• **SOURCE MATERIAL**

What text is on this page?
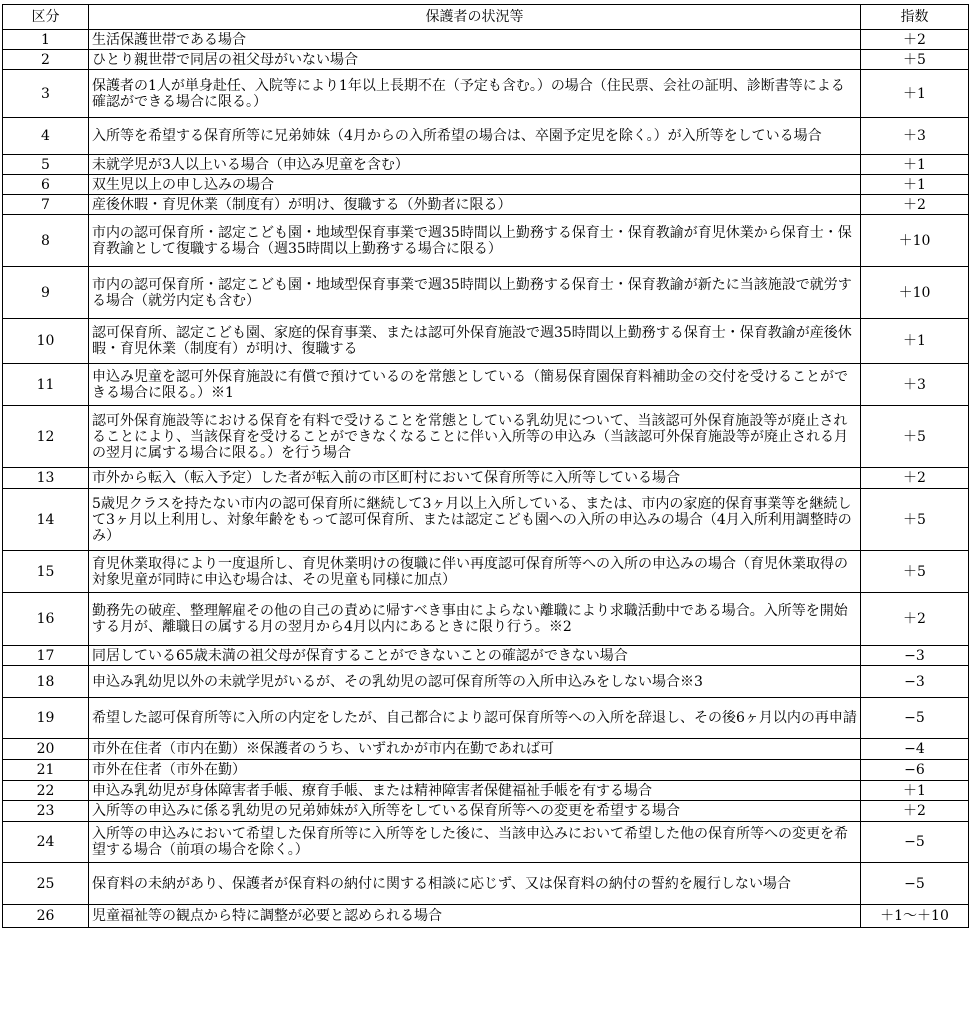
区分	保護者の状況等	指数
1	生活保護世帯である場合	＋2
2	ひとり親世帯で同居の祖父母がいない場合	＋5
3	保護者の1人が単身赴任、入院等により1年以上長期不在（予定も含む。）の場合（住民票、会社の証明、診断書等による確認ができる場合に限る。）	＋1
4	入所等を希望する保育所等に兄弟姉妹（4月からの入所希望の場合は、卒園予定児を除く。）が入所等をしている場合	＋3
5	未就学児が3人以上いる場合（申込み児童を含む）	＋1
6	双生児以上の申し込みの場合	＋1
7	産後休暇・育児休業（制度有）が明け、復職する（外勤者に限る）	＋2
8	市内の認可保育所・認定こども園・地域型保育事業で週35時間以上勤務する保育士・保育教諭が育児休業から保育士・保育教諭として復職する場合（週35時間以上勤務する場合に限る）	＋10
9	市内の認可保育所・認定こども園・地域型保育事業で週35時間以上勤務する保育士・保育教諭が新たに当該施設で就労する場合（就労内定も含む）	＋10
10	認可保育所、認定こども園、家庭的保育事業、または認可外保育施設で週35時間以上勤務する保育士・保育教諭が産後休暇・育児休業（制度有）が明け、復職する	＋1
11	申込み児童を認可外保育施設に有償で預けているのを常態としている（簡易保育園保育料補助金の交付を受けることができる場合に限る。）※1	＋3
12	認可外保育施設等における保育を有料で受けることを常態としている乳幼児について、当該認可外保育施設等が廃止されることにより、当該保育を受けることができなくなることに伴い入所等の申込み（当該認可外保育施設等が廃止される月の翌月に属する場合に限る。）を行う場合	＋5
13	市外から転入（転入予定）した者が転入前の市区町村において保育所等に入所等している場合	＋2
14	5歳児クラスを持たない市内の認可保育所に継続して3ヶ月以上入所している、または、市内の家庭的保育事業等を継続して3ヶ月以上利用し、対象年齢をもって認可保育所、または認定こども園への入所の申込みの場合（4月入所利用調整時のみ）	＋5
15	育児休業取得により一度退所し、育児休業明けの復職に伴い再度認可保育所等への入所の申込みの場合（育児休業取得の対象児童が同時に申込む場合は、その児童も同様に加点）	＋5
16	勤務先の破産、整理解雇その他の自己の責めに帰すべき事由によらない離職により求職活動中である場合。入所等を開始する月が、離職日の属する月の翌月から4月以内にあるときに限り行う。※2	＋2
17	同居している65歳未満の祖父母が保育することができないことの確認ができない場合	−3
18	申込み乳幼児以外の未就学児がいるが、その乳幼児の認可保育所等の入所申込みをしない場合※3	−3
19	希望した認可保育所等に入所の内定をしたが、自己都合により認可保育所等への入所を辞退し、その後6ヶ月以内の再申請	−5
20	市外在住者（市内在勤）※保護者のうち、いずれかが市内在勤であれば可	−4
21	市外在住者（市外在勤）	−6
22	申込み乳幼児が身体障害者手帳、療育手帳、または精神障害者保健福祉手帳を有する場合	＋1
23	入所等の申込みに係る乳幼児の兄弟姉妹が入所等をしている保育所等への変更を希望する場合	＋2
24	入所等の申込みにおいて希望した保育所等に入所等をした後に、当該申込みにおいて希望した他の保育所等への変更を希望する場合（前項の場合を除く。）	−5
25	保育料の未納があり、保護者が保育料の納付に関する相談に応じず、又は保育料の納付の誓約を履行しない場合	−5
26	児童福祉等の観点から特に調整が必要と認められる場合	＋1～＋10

• **STATED PROBLEM**
Using the material above, gather every line that includes "市外在住者".

• **COMPLETE ANSWER**
20	市外在住者（市内在勤）※保護者のうち、いずれかが市内在勤であれば可	−4
21	市外在住者（市外在勤）	−6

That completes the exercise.